▶ The input:
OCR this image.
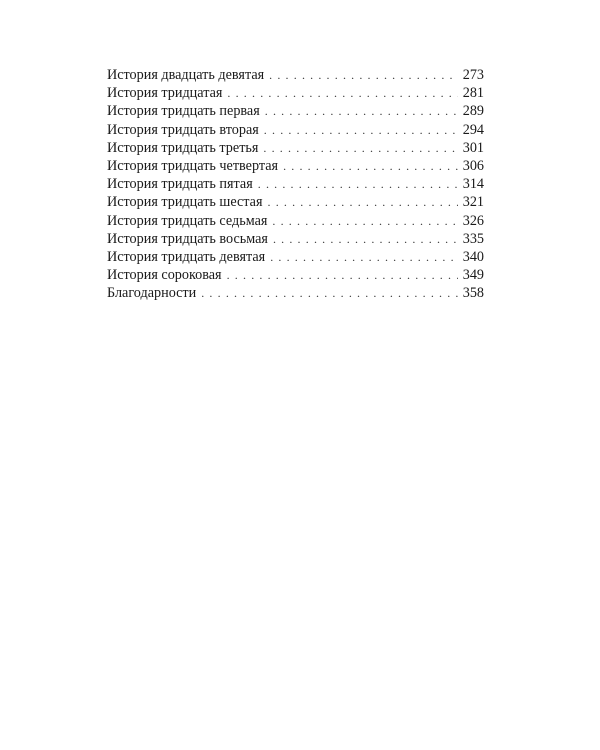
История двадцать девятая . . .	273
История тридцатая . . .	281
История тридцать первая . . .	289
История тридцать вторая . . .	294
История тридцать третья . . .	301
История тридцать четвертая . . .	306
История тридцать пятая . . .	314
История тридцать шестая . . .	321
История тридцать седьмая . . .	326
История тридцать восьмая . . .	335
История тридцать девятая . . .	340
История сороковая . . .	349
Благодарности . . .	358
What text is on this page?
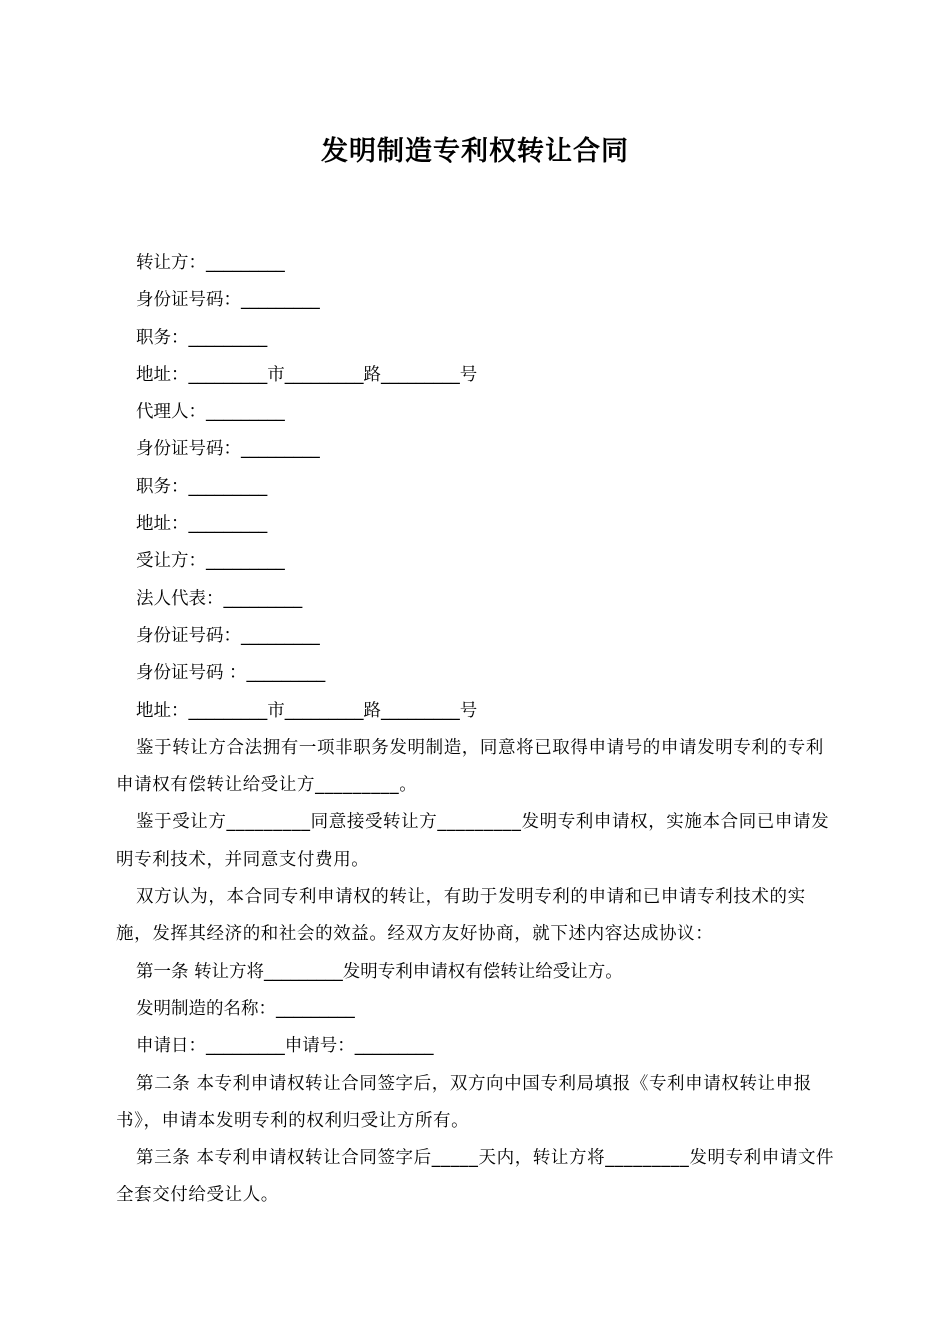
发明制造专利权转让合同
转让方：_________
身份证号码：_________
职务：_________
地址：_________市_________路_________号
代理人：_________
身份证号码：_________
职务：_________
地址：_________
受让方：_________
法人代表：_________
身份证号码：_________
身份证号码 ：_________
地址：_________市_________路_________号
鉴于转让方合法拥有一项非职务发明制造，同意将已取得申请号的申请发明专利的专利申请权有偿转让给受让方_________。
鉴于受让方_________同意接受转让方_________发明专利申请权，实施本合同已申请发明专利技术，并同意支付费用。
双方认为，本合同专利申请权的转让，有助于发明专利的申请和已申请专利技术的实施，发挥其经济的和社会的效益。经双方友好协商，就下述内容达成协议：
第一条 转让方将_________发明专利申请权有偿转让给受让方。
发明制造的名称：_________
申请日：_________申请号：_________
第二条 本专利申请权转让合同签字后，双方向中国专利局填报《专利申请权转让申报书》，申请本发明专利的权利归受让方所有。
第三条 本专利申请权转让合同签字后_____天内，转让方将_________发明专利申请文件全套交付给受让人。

...

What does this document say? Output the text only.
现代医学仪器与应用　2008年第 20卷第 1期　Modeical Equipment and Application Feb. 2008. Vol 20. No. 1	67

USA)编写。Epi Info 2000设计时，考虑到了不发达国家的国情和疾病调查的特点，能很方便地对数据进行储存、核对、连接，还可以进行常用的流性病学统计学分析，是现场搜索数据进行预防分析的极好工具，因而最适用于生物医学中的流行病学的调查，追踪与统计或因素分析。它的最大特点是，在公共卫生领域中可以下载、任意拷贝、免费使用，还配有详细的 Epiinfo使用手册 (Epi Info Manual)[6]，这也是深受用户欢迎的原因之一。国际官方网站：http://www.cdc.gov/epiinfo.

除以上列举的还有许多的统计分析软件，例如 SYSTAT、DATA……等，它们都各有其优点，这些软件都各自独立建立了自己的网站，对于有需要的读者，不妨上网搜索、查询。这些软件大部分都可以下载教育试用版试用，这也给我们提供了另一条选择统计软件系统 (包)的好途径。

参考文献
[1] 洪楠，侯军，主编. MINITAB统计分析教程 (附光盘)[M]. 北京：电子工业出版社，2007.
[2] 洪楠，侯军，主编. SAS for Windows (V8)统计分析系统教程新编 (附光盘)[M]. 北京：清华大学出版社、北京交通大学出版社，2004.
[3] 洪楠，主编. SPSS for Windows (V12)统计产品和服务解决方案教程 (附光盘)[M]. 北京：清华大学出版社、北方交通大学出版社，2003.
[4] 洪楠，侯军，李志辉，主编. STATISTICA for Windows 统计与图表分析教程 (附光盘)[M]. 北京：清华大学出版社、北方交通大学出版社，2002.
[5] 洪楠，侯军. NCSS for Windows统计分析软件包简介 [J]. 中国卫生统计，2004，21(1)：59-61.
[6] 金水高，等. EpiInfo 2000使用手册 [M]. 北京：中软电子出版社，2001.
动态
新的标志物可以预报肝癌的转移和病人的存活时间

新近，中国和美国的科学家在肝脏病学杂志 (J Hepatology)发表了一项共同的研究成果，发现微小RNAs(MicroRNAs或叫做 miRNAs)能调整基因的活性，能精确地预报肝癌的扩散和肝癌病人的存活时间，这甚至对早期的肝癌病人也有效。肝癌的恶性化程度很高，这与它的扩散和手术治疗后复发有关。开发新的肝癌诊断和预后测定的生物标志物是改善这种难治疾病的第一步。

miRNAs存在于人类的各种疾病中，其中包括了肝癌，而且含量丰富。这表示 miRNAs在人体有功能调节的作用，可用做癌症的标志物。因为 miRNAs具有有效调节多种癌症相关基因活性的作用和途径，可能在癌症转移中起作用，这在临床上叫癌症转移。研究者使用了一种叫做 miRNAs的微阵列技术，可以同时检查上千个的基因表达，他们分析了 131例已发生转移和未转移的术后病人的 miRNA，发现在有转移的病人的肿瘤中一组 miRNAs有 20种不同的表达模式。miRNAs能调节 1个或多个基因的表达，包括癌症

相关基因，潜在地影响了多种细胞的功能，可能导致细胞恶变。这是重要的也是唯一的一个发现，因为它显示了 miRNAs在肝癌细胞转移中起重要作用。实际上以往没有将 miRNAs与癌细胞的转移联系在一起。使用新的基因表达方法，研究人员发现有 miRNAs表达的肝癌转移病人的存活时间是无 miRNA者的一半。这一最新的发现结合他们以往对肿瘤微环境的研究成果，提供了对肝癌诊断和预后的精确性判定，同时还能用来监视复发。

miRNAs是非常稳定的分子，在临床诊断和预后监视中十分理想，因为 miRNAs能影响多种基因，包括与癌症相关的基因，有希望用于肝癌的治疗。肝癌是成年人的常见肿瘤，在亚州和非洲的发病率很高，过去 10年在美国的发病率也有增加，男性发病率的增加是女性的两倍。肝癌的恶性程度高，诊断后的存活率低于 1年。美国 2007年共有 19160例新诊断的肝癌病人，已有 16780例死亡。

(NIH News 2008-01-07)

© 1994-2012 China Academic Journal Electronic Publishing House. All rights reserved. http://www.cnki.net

▶ What you need to do:
In the listing above, locate each line with "девятая" and copy it.

▶ Worked answer:
История двадцать девятая . . .	273
История тридцать девятая . . .	340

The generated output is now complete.